> **Task directions**: Can you pull out each line of the data below that includes the word "chevron"?

- - - -

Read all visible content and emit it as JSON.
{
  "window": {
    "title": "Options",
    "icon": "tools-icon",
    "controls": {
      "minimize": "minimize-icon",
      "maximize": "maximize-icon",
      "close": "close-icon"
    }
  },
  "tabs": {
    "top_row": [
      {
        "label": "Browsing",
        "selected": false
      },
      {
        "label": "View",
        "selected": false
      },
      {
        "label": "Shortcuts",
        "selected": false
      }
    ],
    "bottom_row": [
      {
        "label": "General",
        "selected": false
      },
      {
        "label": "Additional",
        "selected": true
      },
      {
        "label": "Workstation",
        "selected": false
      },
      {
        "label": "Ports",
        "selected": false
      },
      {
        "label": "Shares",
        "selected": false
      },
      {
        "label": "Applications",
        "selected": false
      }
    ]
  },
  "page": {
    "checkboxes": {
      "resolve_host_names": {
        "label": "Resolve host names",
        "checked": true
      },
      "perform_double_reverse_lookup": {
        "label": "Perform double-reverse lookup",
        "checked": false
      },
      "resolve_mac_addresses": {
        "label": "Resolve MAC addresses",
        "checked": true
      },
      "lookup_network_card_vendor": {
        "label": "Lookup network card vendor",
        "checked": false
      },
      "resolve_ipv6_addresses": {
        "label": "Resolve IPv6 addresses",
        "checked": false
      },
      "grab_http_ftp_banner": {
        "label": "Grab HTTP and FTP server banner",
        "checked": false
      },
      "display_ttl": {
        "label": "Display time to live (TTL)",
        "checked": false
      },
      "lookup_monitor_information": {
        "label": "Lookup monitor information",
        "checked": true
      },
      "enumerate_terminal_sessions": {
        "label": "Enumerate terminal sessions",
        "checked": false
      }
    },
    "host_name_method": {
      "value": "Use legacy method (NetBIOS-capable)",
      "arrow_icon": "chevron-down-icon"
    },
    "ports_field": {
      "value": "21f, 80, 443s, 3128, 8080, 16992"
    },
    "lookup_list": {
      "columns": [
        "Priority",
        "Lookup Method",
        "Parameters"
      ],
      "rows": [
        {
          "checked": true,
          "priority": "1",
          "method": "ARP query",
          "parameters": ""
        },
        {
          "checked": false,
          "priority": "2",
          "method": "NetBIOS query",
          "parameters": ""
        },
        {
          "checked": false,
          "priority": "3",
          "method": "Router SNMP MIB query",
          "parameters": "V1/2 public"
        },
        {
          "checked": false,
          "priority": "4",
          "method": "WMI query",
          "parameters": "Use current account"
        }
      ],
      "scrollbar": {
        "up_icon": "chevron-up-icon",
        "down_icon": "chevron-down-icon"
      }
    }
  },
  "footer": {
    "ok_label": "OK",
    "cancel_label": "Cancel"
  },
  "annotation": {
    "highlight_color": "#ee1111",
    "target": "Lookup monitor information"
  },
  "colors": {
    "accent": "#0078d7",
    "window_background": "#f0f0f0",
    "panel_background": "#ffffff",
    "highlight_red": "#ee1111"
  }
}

- - - -

> **Solution below**:
      "arrow_icon": "chevron-down-icon"
        "up_icon": "chevron-up-icon",
        "down_icon": "chevron-down-icon"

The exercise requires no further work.